Your task ->
Using the records below, locate all lines containing "structure" and return them.
##### Provided data
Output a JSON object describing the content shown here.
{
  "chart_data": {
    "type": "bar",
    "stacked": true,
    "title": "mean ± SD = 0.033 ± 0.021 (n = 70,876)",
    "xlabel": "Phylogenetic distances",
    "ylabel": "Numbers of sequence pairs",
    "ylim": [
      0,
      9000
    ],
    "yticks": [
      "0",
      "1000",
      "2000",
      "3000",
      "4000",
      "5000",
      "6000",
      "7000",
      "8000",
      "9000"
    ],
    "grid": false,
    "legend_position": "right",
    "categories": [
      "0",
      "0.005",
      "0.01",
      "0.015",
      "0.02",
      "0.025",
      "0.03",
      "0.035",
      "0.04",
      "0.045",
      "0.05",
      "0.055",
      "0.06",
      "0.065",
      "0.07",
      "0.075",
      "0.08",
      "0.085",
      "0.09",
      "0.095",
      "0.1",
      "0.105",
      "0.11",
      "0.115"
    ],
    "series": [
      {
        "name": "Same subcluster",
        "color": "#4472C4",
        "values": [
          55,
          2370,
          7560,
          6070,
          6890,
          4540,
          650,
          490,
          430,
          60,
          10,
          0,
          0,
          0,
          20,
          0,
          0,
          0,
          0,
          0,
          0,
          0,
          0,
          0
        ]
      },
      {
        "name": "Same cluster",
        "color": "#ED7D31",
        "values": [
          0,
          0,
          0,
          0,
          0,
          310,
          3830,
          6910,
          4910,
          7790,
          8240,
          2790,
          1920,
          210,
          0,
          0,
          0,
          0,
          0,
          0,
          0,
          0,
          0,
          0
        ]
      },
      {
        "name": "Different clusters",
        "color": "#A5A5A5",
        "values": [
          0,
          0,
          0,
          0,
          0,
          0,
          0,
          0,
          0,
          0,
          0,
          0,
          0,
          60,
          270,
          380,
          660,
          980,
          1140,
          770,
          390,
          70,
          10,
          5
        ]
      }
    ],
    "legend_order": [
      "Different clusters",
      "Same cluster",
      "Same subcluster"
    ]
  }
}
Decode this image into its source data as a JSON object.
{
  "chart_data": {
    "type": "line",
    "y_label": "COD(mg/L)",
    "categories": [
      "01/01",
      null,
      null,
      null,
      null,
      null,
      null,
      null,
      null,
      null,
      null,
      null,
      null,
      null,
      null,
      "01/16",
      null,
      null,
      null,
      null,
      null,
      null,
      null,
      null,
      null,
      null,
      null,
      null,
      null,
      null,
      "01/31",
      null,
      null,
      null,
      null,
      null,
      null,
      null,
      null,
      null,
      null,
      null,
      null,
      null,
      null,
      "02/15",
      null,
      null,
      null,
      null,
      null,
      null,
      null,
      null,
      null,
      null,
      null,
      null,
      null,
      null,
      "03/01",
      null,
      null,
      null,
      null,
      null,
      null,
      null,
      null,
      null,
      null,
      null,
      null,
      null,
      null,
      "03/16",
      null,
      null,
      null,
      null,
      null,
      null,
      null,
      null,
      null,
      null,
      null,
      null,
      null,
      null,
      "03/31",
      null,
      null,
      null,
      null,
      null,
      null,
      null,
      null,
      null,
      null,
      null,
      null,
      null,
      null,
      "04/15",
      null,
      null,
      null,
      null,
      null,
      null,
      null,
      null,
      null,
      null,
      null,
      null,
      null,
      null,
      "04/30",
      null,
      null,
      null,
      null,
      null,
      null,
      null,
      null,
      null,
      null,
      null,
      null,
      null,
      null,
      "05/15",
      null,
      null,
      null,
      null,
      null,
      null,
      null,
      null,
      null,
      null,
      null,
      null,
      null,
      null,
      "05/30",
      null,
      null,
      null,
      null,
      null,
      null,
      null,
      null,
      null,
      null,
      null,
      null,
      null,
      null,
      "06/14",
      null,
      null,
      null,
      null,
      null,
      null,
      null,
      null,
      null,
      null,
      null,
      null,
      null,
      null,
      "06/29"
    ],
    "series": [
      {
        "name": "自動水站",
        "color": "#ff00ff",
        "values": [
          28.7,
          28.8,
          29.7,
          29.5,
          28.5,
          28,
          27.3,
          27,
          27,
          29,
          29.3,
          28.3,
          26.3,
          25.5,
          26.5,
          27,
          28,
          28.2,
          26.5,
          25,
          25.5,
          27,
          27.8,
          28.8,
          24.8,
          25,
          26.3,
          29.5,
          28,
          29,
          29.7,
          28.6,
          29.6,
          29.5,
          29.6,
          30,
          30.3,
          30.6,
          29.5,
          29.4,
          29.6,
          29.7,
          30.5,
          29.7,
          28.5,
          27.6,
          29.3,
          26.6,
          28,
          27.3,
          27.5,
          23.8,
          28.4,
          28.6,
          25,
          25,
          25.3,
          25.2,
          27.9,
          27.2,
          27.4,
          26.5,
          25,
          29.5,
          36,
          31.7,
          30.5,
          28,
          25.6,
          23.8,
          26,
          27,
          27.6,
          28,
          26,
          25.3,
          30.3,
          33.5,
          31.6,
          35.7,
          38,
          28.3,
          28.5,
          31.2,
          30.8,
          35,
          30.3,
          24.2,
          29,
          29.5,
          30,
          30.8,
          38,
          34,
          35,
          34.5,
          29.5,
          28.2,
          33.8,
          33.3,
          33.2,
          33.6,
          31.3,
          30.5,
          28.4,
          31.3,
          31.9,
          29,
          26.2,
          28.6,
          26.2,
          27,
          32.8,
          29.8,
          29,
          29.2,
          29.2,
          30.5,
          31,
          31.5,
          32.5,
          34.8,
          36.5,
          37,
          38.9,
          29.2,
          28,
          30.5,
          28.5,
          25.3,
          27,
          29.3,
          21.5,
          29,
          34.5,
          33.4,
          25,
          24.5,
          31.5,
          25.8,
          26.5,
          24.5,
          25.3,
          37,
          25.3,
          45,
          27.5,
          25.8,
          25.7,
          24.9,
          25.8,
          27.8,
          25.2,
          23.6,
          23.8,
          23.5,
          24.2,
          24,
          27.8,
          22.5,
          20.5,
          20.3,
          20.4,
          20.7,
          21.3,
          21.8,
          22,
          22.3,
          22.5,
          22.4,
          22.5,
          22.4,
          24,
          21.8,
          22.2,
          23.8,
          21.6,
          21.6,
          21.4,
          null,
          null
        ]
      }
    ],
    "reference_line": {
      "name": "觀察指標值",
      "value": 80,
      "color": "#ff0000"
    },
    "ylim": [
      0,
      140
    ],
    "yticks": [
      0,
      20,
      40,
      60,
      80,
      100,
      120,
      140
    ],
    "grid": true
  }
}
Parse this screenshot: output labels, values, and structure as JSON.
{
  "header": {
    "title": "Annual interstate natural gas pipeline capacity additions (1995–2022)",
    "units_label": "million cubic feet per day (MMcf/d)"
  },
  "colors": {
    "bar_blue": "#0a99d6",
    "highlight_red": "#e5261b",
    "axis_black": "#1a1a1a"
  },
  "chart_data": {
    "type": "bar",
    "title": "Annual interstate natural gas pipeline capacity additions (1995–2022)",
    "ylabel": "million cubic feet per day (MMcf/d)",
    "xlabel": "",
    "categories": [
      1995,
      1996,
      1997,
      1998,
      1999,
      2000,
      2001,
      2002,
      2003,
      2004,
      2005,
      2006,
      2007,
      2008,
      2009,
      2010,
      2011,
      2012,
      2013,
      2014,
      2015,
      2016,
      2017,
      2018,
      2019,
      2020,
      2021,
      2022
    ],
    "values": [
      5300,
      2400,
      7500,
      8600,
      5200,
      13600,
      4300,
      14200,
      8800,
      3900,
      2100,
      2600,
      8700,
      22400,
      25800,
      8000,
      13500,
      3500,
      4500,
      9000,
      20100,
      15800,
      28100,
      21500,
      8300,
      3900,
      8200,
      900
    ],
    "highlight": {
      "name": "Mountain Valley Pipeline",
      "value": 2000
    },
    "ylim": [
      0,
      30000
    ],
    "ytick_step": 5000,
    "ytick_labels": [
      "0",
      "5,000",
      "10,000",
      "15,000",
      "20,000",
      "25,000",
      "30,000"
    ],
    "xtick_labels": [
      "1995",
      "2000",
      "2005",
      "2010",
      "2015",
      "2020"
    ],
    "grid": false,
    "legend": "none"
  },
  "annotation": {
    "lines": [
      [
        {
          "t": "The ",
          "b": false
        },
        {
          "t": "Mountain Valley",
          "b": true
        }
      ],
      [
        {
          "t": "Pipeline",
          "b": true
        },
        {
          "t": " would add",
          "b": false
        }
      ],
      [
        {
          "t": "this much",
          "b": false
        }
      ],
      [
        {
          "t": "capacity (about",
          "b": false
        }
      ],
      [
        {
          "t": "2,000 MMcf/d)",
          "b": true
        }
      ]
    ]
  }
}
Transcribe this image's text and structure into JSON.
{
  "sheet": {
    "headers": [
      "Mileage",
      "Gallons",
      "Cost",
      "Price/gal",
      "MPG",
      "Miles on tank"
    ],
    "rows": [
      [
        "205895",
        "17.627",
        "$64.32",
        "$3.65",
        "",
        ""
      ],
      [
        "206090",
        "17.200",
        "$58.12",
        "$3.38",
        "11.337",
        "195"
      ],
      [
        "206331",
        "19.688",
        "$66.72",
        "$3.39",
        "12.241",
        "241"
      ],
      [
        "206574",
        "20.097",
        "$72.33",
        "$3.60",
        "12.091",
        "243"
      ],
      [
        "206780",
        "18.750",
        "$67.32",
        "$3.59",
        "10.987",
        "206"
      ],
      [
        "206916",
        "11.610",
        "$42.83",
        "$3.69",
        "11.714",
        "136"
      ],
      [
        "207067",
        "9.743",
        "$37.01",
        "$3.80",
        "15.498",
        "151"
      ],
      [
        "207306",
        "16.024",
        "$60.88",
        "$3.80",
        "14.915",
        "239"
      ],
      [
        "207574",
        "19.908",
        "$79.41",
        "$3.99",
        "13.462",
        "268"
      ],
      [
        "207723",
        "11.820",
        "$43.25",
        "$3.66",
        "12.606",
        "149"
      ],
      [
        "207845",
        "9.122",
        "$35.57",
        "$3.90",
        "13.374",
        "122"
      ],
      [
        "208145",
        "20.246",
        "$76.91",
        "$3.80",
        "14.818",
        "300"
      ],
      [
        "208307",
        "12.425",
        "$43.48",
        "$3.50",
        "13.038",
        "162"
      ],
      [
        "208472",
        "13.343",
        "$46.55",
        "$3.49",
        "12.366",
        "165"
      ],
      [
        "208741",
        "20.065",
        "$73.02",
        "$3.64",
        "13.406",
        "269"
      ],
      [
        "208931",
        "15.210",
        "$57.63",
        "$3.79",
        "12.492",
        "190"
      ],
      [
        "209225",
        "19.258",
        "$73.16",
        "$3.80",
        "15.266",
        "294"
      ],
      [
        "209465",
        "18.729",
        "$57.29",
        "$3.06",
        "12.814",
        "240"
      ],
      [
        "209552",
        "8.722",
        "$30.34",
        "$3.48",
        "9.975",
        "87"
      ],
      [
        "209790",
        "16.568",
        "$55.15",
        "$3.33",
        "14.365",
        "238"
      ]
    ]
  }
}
##########
Finished task ->
Parse this screenshot: output labels, values, and structure as JSON.
Transcribe this image's text and structure into JSON.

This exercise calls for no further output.